What is being asked: Output, unchanged, the lines from the line containing "tab-mailings[interactable]: Mailings <box>331" to the line containing "system-preferences-gear-icon <box>902 32", including both of those lines.

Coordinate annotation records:
○ ○ ○ ○

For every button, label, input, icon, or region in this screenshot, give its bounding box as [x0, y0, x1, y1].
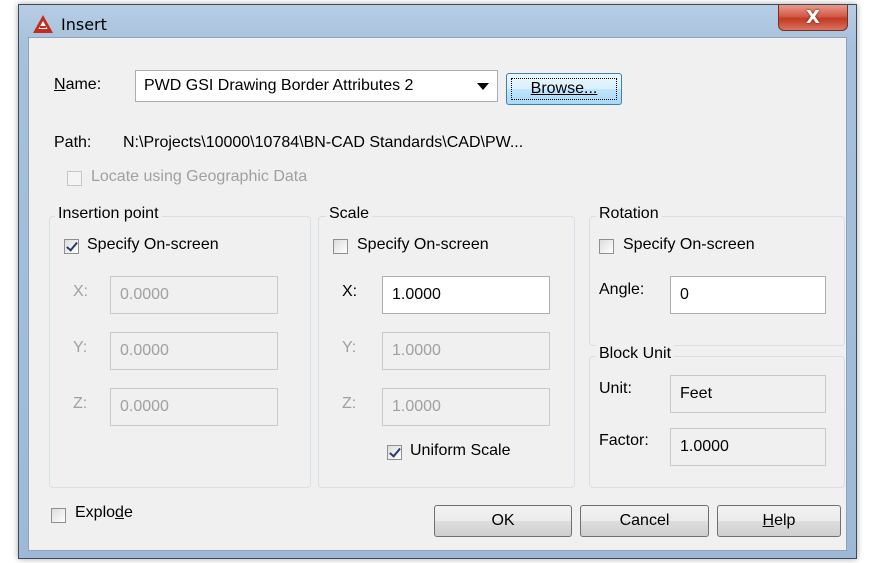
path-value: N:\Projects\10000\10784\BN-CAD Standards… — [123, 134, 524, 151]
factor-label: Factor: — [599, 432, 649, 449]
unit-field: Feet — [670, 375, 826, 413]
angle-field[interactable]: 0 — [670, 276, 826, 314]
insertion-specify-checkbox[interactable] — [64, 239, 79, 254]
uniform-scale-checkbox[interactable] — [387, 445, 402, 460]
unit-label: Unit: — [599, 380, 632, 397]
close-button[interactable]: X — [778, 5, 848, 31]
scale-x-label: X: — [342, 283, 358, 300]
scale-x-field[interactable]: 1.0000 — [382, 276, 550, 314]
ok-button[interactable]: OK — [434, 505, 572, 537]
insertion-y-label: Y: — [73, 339, 88, 356]
scale-z-field[interactable]: 1.0000 — [382, 388, 550, 426]
scale-specify-label: Specify On-screen — [357, 236, 489, 253]
insertion-point-title: Insertion point — [55, 205, 162, 223]
scale-y-label: Y: — [342, 339, 357, 356]
autocad-logo-icon — [33, 15, 53, 33]
insertion-x-label: X: — [73, 283, 89, 300]
close-icon: X — [806, 7, 820, 28]
cancel-button[interactable]: Cancel — [580, 505, 709, 537]
angle-label: Angle: — [599, 281, 645, 298]
scale-specify-checkbox[interactable] — [333, 239, 348, 254]
rotation-specify-label: Specify On-screen — [623, 236, 755, 253]
geo-checkbox[interactable] — [67, 171, 82, 186]
insertion-y-field[interactable]: 0.0000 — [110, 332, 278, 370]
dialog-body: Name: PWD GSI Drawing Border Attributes … — [28, 37, 847, 551]
title-bar[interactable]: Insert X — [19, 5, 856, 39]
name-value: PWD GSI Drawing Border Attributes 2 — [144, 77, 414, 94]
uniform-scale-label: Uniform Scale — [410, 442, 511, 459]
help-button[interactable]: Help — [717, 505, 841, 537]
name-label: Name: — [54, 76, 102, 93]
insertion-z-label: Z: — [73, 395, 88, 412]
scale-z-label: Z: — [342, 395, 357, 412]
window-title: Insert — [61, 15, 107, 34]
path-label: Path: — [54, 134, 92, 151]
geo-label: Locate using Geographic Data — [91, 168, 308, 185]
insertion-z-field[interactable]: 0.0000 — [110, 388, 278, 426]
factor-field: 1.0000 — [670, 428, 826, 466]
insertion-specify-label: Specify On-screen — [87, 236, 219, 253]
block-unit-title: Block Unit — [596, 345, 675, 363]
scale-y-field[interactable]: 1.0000 — [382, 332, 550, 370]
browse-button-label: Browse... — [530, 80, 598, 97]
scale-title: Scale — [326, 205, 373, 223]
explode-label: Explode — [75, 504, 133, 521]
explode-checkbox[interactable] — [51, 508, 66, 523]
rotation-title: Rotation — [596, 205, 662, 223]
chevron-down-icon[interactable] — [477, 83, 489, 90]
browse-button[interactable]: Browse... — [506, 73, 622, 105]
name-combobox[interactable]: PWD GSI Drawing Border Attributes 2 — [135, 70, 498, 102]
insert-dialog: Insert X Name: PWD GSI Drawing Border At… — [18, 4, 857, 559]
rotation-specify-checkbox[interactable] — [599, 239, 614, 254]
insertion-x-field[interactable]: 0.0000 — [110, 276, 278, 314]
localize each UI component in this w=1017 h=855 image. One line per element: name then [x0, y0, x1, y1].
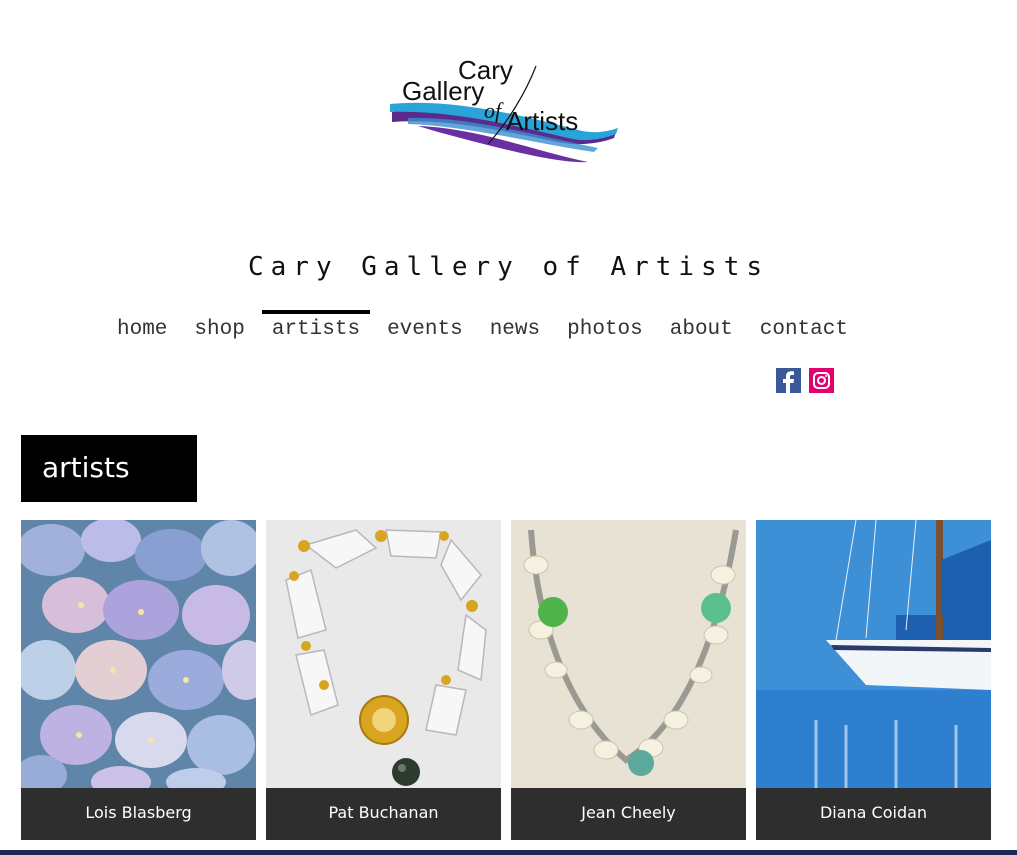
main-nav: home shop artists events news photos abo… [107, 310, 865, 350]
logo-text-of: of [484, 98, 504, 123]
artist-card[interactable]: Pat Buchanan [266, 520, 501, 840]
nav-item-contact[interactable]: contact [750, 310, 858, 341]
artist-card[interactable]: Diana Coidan [756, 520, 991, 840]
artist-name[interactable]: Lois Blasberg [21, 788, 256, 840]
nav-item-about[interactable]: about [660, 310, 743, 341]
nav-item-news[interactable]: news [480, 310, 550, 341]
artist-name[interactable]: Diana Coidan [756, 788, 991, 840]
artist-name[interactable]: Jean Cheely [511, 788, 746, 840]
nav-item-events[interactable]: events [377, 310, 473, 341]
nav-item-photos[interactable]: photos [557, 310, 653, 341]
site-title: Cary Gallery of Artists [247, 252, 770, 282]
logo-text-gallery: Gallery [402, 76, 484, 106]
artist-name[interactable]: Pat Buchanan [266, 788, 501, 840]
artist-card[interactable]: Jean Cheely [511, 520, 746, 840]
footer-strip [0, 850, 1017, 855]
nav-item-home[interactable]: home [107, 310, 177, 341]
nav-item-shop[interactable]: shop [184, 310, 254, 341]
artist-image-sailboat[interactable] [756, 520, 991, 788]
logo-text-artists: Artists [506, 106, 578, 136]
artist-image-bracelet[interactable] [266, 520, 501, 788]
social-bar [776, 368, 834, 393]
artist-grid: Lois Blasberg Pat Buchanan Jean Cheely D… [21, 520, 991, 840]
artist-card[interactable]: Lois Blasberg [21, 520, 256, 840]
section-header: artists [21, 435, 197, 502]
artist-image-hydrangea[interactable] [21, 520, 256, 788]
site-logo[interactable]: Cary Gallery of Artists [388, 52, 623, 174]
section-title: artists [42, 451, 130, 484]
artist-image-necklace[interactable] [511, 520, 746, 788]
instagram-icon[interactable] [809, 368, 834, 393]
nav-item-artists[interactable]: artists [261, 310, 371, 341]
facebook-icon[interactable] [776, 368, 801, 393]
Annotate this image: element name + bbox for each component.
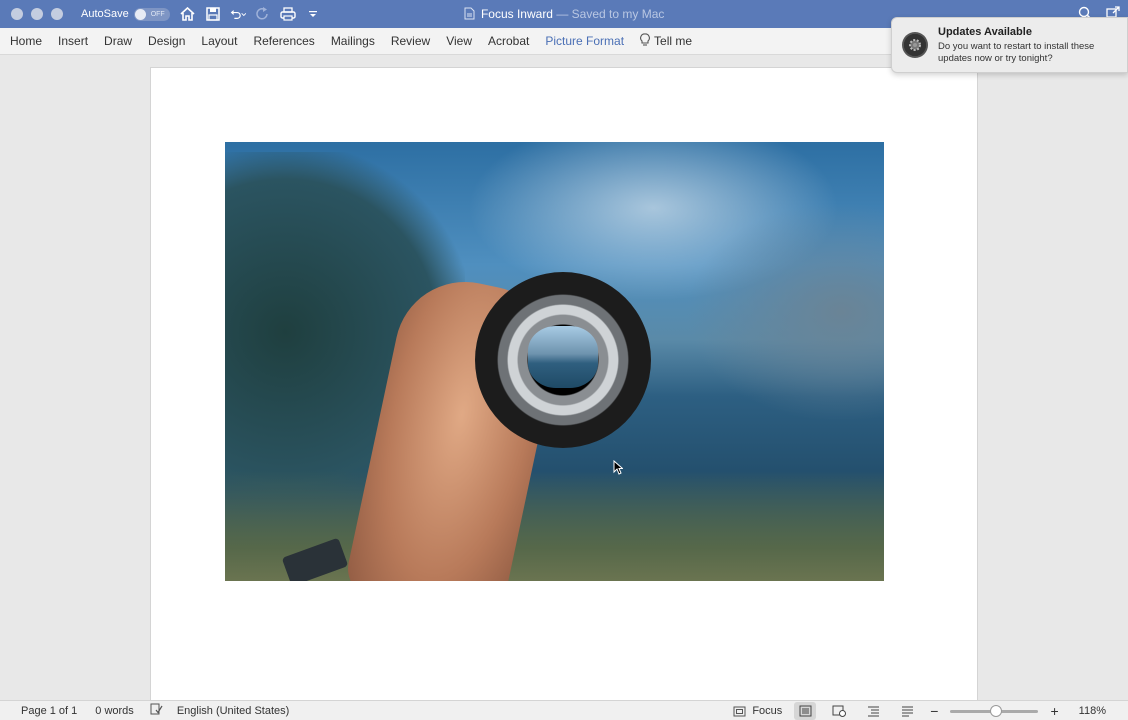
tab-mailings[interactable]: Mailings <box>331 34 375 48</box>
page-count[interactable]: Page 1 of 1 <box>21 705 77 717</box>
close-window-button[interactable] <box>11 8 23 20</box>
notification-title: Updates Available <box>938 26 1032 38</box>
outline-icon <box>867 706 879 717</box>
autosave-label: AutoSave <box>81 8 129 20</box>
customize-toolbar-icon[interactable] <box>305 6 321 22</box>
print-icon[interactable] <box>280 6 296 22</box>
focus-mode-button[interactable]: Focus <box>733 705 782 717</box>
home-icon[interactable] <box>180 6 196 22</box>
zoom-out-button[interactable]: − <box>930 703 938 719</box>
document-name: Focus Inward <box>480 7 553 21</box>
window-controls <box>11 8 63 20</box>
zoom-window-button[interactable] <box>51 8 63 20</box>
notification-body: Do you want to restart to install these … <box>938 41 1095 64</box>
print-layout-icon <box>799 705 812 717</box>
system-preferences-gear-icon <box>902 32 928 58</box>
undo-icon[interactable] <box>230 6 246 22</box>
autosave-toggle[interactable]: OFF <box>133 7 170 21</box>
document-icon <box>464 2 475 30</box>
tab-review[interactable]: Review <box>391 34 430 48</box>
draft-view-button[interactable] <box>896 702 918 720</box>
autosave-control: AutoSave OFF <box>81 7 170 21</box>
focus-label: Focus <box>752 705 783 717</box>
inserted-picture[interactable] <box>225 142 884 581</box>
redo-icon[interactable] <box>255 6 271 22</box>
tab-layout[interactable]: Layout <box>201 34 237 48</box>
status-bar: Page 1 of 1 0 words English (United Stat… <box>0 700 1128 720</box>
lightbulb-icon <box>640 32 650 50</box>
tab-view[interactable]: View <box>446 34 472 48</box>
save-icon[interactable] <box>205 6 221 22</box>
tab-draw[interactable]: Draw <box>104 34 132 48</box>
language-indicator[interactable]: English (United States) <box>177 705 290 717</box>
zoom-in-button[interactable]: + <box>1050 703 1058 719</box>
outline-view-button[interactable] <box>862 702 884 720</box>
minimize-window-button[interactable] <box>31 8 43 20</box>
tab-home[interactable]: Home <box>10 34 42 48</box>
print-layout-view-button[interactable] <box>794 702 817 720</box>
tab-acrobat[interactable]: Acrobat <box>488 34 529 48</box>
word-count[interactable]: 0 words <box>95 705 134 717</box>
status-bar-right: Focus − + 118% <box>733 701 1106 720</box>
updates-notification[interactable]: Updates Available Do you want to restart… <box>891 17 1128 73</box>
tell-me-search[interactable]: Tell me <box>640 32 693 50</box>
autosave-state: OFF <box>150 10 165 18</box>
tab-references[interactable]: References <box>253 34 314 48</box>
document-page[interactable] <box>150 67 978 700</box>
tab-insert[interactable]: Insert <box>58 34 88 48</box>
web-layout-view-button[interactable] <box>828 702 850 720</box>
zoom-level[interactable]: 118% <box>1079 705 1106 717</box>
tell-me-label: Tell me <box>654 34 693 48</box>
tab-picture-format[interactable]: Picture Format <box>545 34 624 48</box>
focus-icon <box>733 706 746 716</box>
proofing-icon[interactable] <box>150 703 163 718</box>
photo-lens-view <box>528 326 598 388</box>
save-status: — Saved to my Mac <box>556 7 665 21</box>
zoom-slider[interactable] <box>950 704 1039 717</box>
web-layout-icon <box>832 705 847 717</box>
draft-icon <box>901 706 913 717</box>
notification-content: Updates Available Do you want to restart… <box>938 26 1117 64</box>
document-canvas[interactable] <box>0 56 1128 700</box>
zoom-slider-knob[interactable] <box>990 704 1003 717</box>
tab-design[interactable]: Design <box>148 34 185 48</box>
photo-mountain-right <box>685 202 884 422</box>
mouse-cursor-icon <box>613 460 623 475</box>
quick-access-toolbar <box>180 6 321 22</box>
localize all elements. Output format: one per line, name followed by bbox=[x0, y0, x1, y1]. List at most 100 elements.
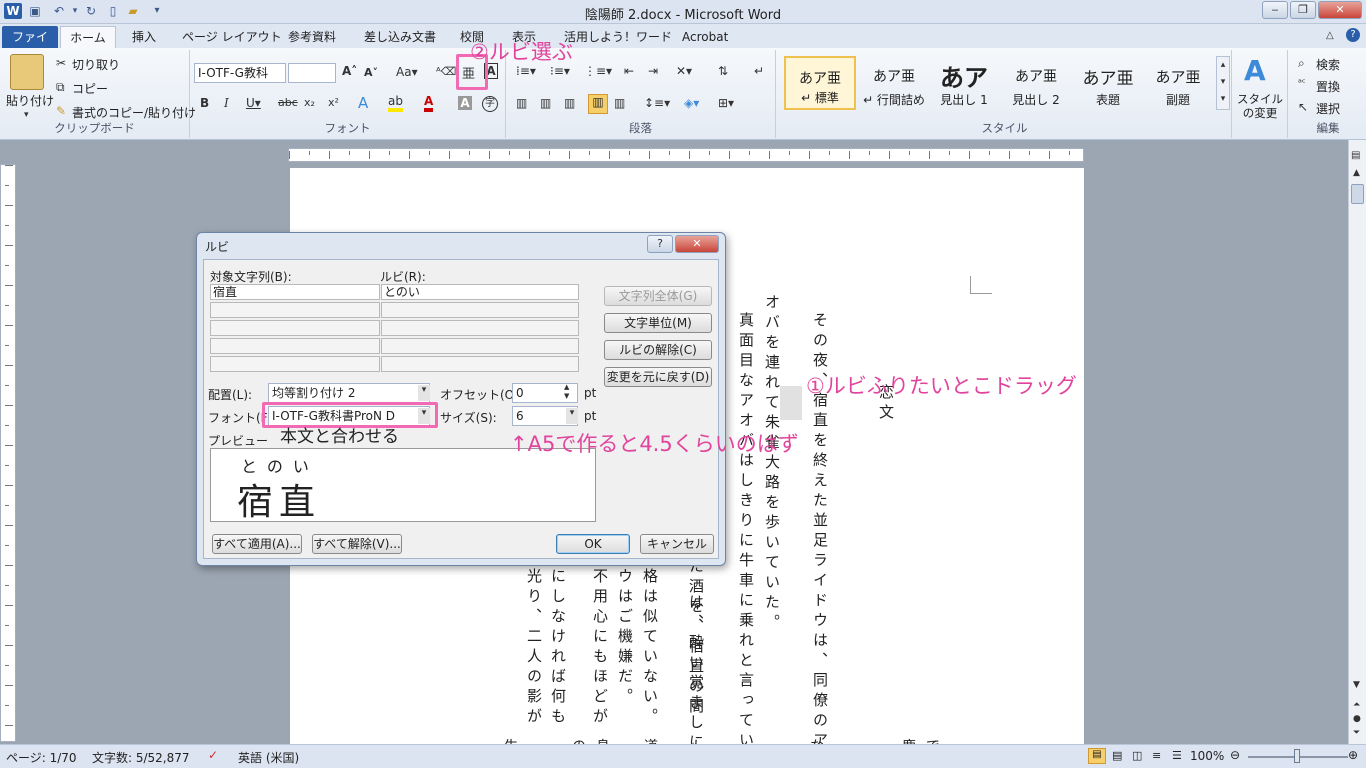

○ ○ ○ ○

Correct result:
tab-mailings[interactable]: Mailings <box>331 34 375 48</box>
page-count[interactable]: Page 1 of 1 <box>21 705 77 717</box>
close-window-button[interactable] <box>11 8 23 20</box>
notification-title: Updates Available <box>938 26 1032 38</box>
outline-icon <box>867 706 879 717</box>
autosave-label: AutoSave <box>81 8 129 20</box>
customize-toolbar-icon[interactable] <box>305 6 321 22</box>
print-icon[interactable] <box>280 6 296 22</box>
focus-mode-button[interactable]: Focus <box>733 705 782 717</box>
home-icon[interactable] <box>180 6 196 22</box>
zoom-out-button[interactable]: − <box>930 703 938 719</box>
document-name: Focus Inward <box>480 7 553 21</box>
window-controls <box>11 8 63 20</box>
zoom-window-button[interactable] <box>51 8 63 20</box>
notification-body: Do you want to restart to install these … <box>938 41 1095 64</box>
print-layout-icon <box>799 705 812 717</box>
system-preferences-gear-icon <box>902 32 928 58</box>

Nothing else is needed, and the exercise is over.